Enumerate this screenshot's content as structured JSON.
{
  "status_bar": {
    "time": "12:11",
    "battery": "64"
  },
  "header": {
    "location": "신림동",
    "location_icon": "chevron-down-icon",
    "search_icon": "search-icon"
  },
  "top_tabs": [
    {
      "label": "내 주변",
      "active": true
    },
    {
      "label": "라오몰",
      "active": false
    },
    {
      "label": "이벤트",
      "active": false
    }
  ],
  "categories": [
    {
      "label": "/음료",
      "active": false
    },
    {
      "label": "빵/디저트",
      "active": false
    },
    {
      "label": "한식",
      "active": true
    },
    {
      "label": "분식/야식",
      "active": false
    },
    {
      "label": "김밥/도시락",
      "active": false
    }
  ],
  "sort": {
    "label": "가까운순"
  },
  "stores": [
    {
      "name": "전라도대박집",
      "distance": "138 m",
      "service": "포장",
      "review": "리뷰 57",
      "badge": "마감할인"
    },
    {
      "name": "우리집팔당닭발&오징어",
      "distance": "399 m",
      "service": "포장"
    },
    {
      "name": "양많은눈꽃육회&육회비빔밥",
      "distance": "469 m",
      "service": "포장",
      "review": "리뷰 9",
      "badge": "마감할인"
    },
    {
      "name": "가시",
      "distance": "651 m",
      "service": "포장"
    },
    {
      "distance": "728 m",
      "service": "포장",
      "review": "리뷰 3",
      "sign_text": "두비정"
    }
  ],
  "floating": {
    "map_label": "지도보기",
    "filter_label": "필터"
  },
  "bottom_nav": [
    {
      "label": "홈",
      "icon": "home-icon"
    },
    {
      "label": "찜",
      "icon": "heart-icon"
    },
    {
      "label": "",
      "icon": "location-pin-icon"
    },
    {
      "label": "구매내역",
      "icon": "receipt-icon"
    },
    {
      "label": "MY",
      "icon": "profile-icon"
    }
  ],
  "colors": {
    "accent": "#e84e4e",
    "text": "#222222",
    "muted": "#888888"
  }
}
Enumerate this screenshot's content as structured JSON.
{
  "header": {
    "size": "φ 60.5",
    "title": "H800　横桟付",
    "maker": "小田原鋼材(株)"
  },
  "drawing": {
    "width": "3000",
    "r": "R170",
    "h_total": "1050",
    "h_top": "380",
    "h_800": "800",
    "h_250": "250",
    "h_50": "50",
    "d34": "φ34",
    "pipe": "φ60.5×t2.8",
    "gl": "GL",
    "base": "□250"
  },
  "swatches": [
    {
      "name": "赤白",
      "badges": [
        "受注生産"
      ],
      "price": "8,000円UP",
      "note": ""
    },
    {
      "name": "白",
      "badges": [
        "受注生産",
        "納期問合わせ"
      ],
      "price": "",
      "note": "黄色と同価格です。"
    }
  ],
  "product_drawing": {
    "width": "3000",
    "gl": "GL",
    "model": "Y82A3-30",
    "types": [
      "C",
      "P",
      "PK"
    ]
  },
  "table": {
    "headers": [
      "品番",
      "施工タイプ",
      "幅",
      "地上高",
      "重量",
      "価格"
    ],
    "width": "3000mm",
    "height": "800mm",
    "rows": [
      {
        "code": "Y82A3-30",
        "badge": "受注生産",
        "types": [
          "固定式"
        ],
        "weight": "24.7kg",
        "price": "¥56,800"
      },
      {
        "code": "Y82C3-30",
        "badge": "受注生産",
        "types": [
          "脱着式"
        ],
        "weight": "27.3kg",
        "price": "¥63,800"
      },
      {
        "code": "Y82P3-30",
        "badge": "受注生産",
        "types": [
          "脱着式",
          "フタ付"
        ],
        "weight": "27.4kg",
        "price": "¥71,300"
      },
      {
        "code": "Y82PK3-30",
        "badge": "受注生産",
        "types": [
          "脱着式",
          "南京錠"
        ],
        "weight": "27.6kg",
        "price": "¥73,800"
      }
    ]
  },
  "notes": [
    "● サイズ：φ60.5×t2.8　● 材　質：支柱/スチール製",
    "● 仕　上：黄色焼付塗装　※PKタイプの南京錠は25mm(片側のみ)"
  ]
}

□ □ □ □

STATED EXERCISE>
What is the number of lines in these records that contain "name"? Reply with the number only.

RIGHT ANSWER>
6